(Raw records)
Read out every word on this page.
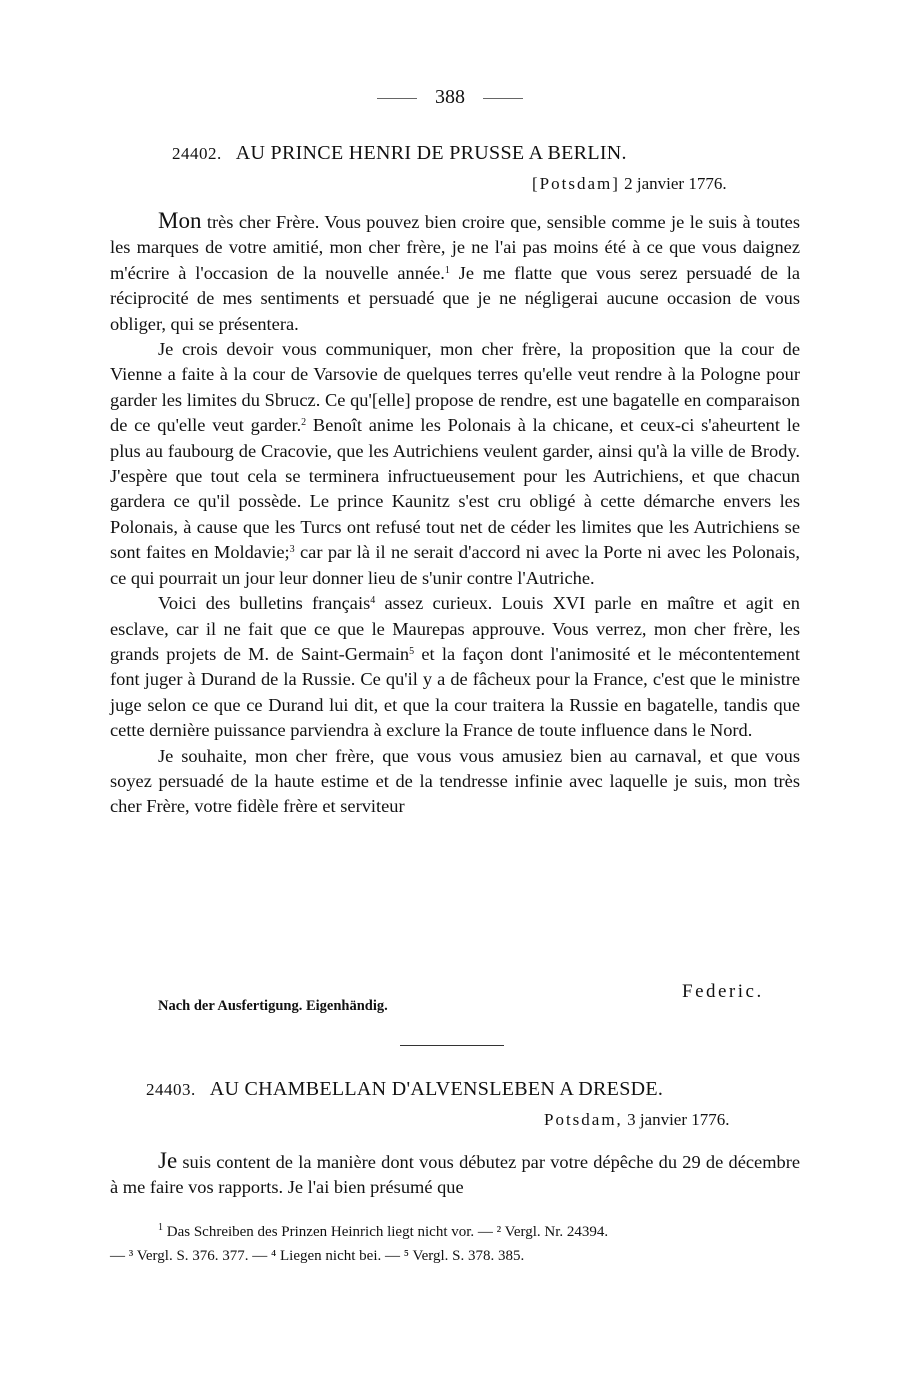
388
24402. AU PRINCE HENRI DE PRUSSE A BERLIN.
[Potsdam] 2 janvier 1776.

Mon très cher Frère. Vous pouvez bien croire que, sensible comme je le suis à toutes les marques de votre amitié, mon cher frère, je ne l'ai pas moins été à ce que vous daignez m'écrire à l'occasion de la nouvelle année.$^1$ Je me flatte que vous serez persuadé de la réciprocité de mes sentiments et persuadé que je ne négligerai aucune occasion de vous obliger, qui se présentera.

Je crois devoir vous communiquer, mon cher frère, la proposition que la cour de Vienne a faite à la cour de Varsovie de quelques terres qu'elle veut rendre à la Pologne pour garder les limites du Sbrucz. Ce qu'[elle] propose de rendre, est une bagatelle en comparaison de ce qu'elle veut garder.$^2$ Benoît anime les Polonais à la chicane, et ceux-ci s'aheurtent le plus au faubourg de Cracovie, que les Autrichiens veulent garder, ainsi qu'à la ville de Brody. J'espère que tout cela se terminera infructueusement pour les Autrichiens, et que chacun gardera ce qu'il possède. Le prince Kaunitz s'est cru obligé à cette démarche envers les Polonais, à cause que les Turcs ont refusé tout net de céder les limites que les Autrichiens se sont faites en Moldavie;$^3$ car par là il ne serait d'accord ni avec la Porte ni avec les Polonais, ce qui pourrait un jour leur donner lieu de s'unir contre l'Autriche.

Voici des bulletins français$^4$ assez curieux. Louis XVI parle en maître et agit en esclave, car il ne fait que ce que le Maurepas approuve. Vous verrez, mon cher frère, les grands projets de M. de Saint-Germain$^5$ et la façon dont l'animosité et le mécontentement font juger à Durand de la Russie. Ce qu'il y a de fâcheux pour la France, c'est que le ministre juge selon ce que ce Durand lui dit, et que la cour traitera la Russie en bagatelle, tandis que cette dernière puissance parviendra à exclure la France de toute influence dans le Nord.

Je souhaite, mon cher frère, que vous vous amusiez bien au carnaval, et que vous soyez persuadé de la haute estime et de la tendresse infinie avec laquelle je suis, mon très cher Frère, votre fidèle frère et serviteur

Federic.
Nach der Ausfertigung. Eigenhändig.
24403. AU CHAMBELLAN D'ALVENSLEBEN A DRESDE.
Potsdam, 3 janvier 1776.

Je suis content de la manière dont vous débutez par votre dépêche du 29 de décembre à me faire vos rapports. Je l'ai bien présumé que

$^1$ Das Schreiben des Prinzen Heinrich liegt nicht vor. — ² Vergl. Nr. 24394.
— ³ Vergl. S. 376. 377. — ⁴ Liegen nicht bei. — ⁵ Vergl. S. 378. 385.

--

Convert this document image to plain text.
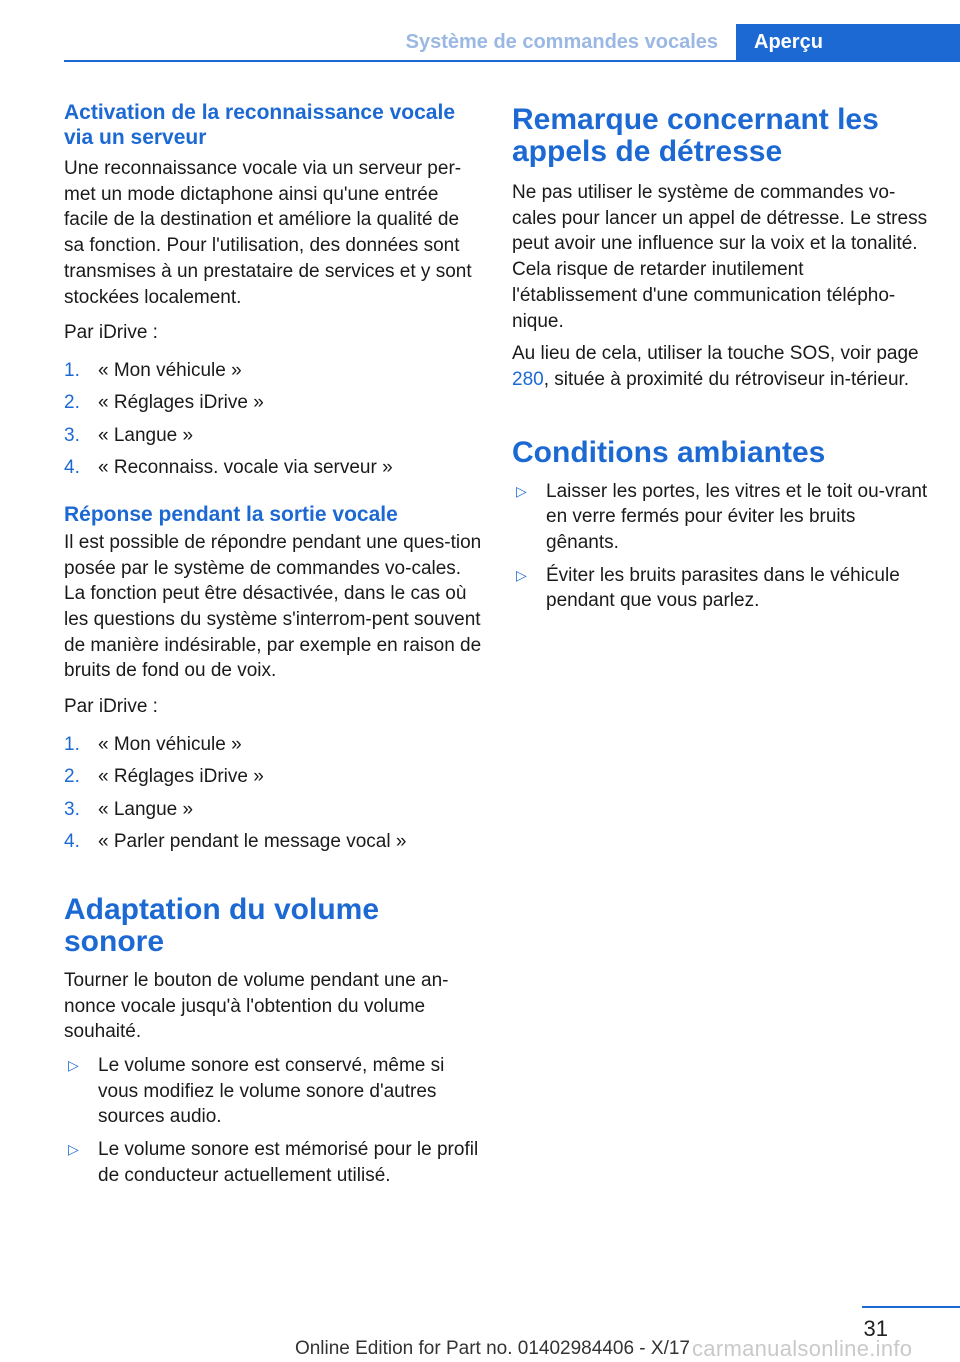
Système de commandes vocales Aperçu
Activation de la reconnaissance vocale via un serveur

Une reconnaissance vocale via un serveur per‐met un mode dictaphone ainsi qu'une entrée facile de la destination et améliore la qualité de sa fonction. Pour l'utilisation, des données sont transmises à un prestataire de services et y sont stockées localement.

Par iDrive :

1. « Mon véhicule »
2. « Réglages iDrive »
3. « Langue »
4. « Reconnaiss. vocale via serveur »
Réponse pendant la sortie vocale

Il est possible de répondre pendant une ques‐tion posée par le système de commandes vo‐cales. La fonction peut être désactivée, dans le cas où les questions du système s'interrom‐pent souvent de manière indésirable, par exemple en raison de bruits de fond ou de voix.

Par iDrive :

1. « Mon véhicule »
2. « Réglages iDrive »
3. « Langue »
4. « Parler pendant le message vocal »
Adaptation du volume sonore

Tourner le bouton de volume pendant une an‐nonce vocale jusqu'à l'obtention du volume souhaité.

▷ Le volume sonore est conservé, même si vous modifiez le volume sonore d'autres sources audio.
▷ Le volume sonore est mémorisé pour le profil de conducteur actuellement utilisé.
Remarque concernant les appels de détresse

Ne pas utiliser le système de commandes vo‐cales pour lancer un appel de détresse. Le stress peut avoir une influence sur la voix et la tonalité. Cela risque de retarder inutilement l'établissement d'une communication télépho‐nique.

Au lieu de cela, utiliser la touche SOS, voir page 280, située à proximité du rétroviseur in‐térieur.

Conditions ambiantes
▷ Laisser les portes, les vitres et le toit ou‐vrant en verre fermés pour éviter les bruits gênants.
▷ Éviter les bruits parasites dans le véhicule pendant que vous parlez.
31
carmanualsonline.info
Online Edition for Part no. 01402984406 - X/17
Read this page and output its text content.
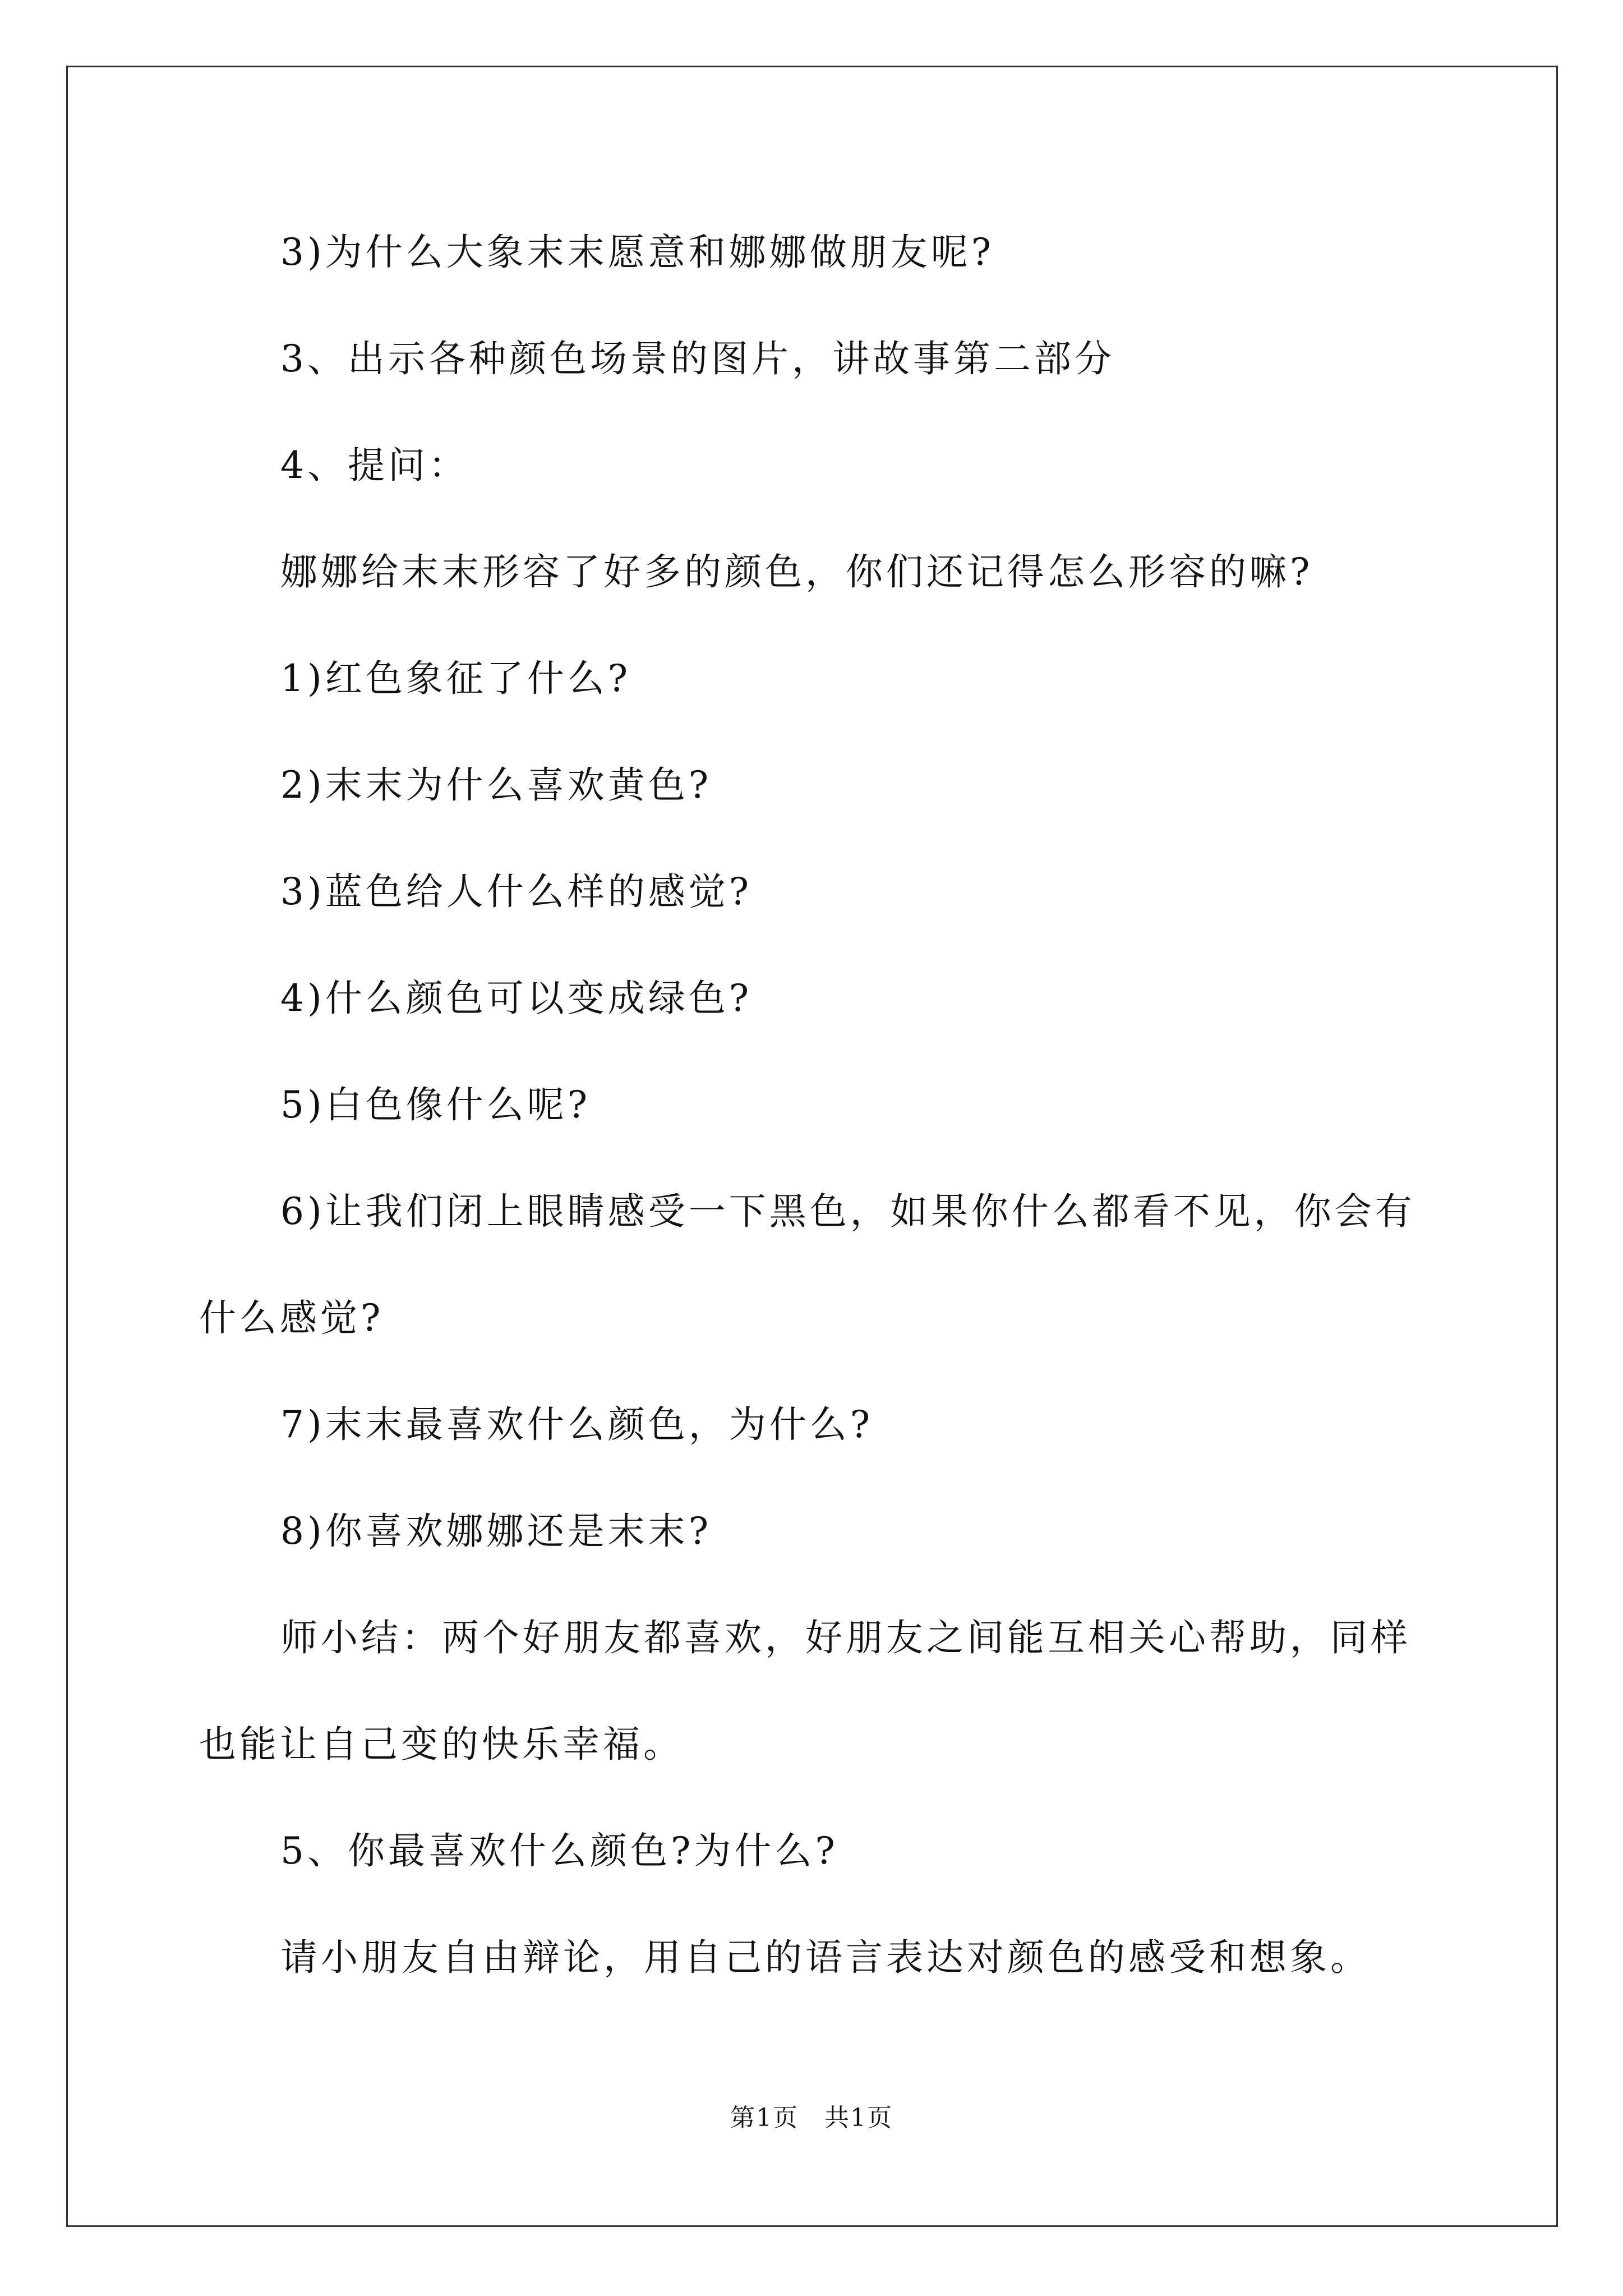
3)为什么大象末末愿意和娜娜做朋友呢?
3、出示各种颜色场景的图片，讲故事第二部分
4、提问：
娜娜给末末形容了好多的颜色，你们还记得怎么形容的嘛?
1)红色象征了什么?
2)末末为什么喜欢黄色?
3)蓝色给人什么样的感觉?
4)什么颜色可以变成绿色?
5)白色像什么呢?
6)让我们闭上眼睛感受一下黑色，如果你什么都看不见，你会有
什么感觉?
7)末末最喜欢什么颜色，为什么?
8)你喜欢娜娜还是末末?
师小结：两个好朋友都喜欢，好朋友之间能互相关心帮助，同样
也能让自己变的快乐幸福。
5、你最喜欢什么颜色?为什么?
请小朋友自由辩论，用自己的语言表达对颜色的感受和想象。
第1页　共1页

#### [Stated goal]
Where a line above includes "this", copy that line.

#### [Worked answer]
Read out every word on this page.
Convert this document image to plain text.
Read this page and output its text content.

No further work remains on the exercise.